Task instructions:
Transcribe the listing word for word.

--- Input records ---

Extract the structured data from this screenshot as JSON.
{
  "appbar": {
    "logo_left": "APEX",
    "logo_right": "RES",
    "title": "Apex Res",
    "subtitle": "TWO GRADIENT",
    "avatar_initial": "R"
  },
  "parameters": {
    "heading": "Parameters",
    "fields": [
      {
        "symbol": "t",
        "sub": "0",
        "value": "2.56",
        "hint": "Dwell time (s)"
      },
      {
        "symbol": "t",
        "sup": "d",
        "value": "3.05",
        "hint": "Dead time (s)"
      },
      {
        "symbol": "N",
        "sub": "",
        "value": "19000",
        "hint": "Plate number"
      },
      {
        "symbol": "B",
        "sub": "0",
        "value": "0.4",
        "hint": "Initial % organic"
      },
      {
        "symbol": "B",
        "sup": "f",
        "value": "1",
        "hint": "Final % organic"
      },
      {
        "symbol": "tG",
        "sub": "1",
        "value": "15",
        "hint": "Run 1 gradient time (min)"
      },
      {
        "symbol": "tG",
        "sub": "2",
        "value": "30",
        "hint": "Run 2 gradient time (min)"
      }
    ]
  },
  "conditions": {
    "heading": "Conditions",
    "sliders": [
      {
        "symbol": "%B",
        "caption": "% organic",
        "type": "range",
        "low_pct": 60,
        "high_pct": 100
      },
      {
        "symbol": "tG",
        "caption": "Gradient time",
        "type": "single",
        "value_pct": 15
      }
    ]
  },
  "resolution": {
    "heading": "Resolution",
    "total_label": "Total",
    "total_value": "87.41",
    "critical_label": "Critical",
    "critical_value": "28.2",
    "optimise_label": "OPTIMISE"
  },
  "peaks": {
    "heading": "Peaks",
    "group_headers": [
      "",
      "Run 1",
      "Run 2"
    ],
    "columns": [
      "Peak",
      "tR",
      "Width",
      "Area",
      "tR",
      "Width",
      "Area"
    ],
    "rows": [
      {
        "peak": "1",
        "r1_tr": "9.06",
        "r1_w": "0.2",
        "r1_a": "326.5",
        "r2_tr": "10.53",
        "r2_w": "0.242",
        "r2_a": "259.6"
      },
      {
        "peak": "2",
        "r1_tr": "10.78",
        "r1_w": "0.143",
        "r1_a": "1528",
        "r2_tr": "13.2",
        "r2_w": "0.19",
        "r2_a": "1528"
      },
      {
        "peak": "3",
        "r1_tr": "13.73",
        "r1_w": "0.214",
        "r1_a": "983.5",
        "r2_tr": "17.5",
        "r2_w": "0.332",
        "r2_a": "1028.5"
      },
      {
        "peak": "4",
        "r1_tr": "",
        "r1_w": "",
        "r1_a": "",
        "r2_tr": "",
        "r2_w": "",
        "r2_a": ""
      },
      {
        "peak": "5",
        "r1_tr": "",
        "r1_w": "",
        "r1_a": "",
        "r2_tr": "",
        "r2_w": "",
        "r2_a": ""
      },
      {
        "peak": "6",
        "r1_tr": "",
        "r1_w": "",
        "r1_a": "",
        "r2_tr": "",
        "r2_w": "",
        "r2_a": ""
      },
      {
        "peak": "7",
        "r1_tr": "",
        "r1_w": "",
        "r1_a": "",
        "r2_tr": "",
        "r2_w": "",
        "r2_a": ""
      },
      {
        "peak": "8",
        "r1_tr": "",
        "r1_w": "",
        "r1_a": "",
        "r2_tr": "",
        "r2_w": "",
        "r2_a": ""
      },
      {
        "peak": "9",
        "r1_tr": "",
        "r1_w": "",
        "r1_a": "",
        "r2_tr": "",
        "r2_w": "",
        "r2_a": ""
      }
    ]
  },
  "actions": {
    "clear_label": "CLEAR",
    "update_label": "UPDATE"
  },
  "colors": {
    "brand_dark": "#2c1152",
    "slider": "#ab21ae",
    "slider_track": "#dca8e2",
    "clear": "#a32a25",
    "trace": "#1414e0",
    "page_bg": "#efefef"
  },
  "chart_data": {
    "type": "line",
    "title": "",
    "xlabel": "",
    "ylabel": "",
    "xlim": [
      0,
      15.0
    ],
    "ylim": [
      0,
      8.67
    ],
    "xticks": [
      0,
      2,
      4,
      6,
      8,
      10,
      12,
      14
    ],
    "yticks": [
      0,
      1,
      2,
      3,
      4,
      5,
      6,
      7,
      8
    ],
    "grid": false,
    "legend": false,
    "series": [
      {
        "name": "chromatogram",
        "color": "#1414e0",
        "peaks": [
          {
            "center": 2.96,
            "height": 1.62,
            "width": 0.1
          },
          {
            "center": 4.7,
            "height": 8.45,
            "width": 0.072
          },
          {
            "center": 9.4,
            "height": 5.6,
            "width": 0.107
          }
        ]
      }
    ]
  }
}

---

The solution:
Extract the structured data from this screenshot as JSON.
{
  "appbar": {
    "logo_left": "APEX",
    "logo_right": "RES",
    "title": "Apex Res",
    "subtitle": "TWO GRADIENT",
    "avatar_initial": "R"
  },
  "parameters": {
    "heading": "Parameters",
    "fields": [
      {
        "symbol": "t",
        "sub": "0",
        "value": "2.56",
        "hint": "Dwell time (s)"
      },
      {
        "symbol": "t",
        "sup": "d",
        "value": "3.05",
        "hint": "Dead time (s)"
      },
      {
        "symbol": "N",
        "sub": "",
        "value": "19000",
        "hint": "Plate number"
      },
      {
        "symbol": "B",
        "sub": "0",
        "value": "0.4",
        "hint": "Initial % organic"
      },
      {
        "symbol": "B",
        "sup": "f",
        "value": "1",
        "hint": "Final % organic"
      },
      {
        "symbol": "tG",
        "sub": "1",
        "value": "15",
        "hint": "Run 1 gradient time (min)"
      },
      {
        "symbol": "tG",
        "sub": "2",
        "value": "30",
        "hint": "Run 2 gradient time (min)"
      }
    ]
  },
  "conditions": {
    "heading": "Conditions",
    "sliders": [
      {
        "symbol": "%B",
        "caption": "% organic",
        "type": "range",
        "low_pct": 60,
        "high_pct": 100
      },
      {
        "symbol": "tG",
        "caption": "Gradient time",
        "type": "single",
        "value_pct": 15
      }
    ]
  },
  "resolution": {
    "heading": "Resolution",
    "total_label": "Total",
    "total_value": "87.41",
    "critical_label": "Critical",
    "critical_value": "28.2",
    "optimise_label": "OPTIMISE"
  },
  "peaks": {
    "heading": "Peaks",
    "group_headers": [
      "",
      "Run 1",
      "Run 2"
    ],
    "columns": [
      "Peak",
      "tR",
      "Width",
      "Area",
      "tR",
      "Width",
      "Area"
    ],
    "rows": [
      {
        "peak": "1",
        "r1_tr": "9.06",
        "r1_w": "0.2",
        "r1_a": "326.5",
        "r2_tr": "10.53",
        "r2_w": "0.242",
        "r2_a": "259.6"
      },
      {
        "peak": "2",
        "r1_tr": "10.78",
        "r1_w": "0.143",
        "r1_a": "1528",
        "r2_tr": "13.2",
        "r2_w": "0.19",
        "r2_a": "1528"
      },
      {
        "peak": "3",
        "r1_tr": "13.73",
        "r1_w": "0.214",
        "r1_a": "983.5",
        "r2_tr": "17.5",
        "r2_w": "0.332",
        "r2_a": "1028.5"
      },
      {
        "peak": "4",
        "r1_tr": "",
        "r1_w": "",
        "r1_a": "",
        "r2_tr": "",
        "r2_w": "",
        "r2_a": ""
      },
      {
        "peak": "5",
        "r1_tr": "",
        "r1_w": "",
        "r1_a": "",
        "r2_tr": "",
        "r2_w": "",
        "r2_a": ""
      },
      {
        "peak": "6",
        "r1_tr": "",
        "r1_w": "",
        "r1_a": "",
        "r2_tr": "",
        "r2_w": "",
        "r2_a": ""
      },
      {
        "peak": "7",
        "r1_tr": "",
        "r1_w": "",
        "r1_a": "",
        "r2_tr": "",
        "r2_w": "",
        "r2_a": ""
      },
      {
        "peak": "8",
        "r1_tr": "",
        "r1_w": "",
        "r1_a": "",
        "r2_tr": "",
        "r2_w": "",
        "r2_a": ""
      },
      {
        "peak": "9",
        "r1_tr": "",
        "r1_w": "",
        "r1_a": "",
        "r2_tr": "",
        "r2_w": "",
        "r2_a": ""
      }
    ]
  },
  "actions": {
    "clear_label": "CLEAR",
    "update_label": "UPDATE"
  },
  "colors": {
    "brand_dark": "#2c1152",
    "slider": "#ab21ae",
    "slider_track": "#dca8e2",
    "clear": "#a32a25",
    "trace": "#1414e0",
    "page_bg": "#efefef"
  },
  "chart_data": {
    "type": "line",
    "title": "",
    "xlabel": "",
    "ylabel": "",
    "xlim": [
      0,
      15.0
    ],
    "ylim": [
      0,
      8.67
    ],
    "xticks": [
      0,
      2,
      4,
      6,
      8,
      10,
      12,
      14
    ],
    "yticks": [
      0,
      1,
      2,
      3,
      4,
      5,
      6,
      7,
      8
    ],
    "grid": false,
    "legend": false,
    "series": [
      {
        "name": "chromatogram",
        "color": "#1414e0",
        "peaks": [
          {
            "center": 2.96,
            "height": 1.62,
            "width": 0.1
          },
          {
            "center": 4.7,
            "height": 8.45,
            "width": 0.072
          },
          {
            "center": 9.4,
            "height": 5.6,
            "width": 0.107
          }
        ]
      }
    ]
  }
}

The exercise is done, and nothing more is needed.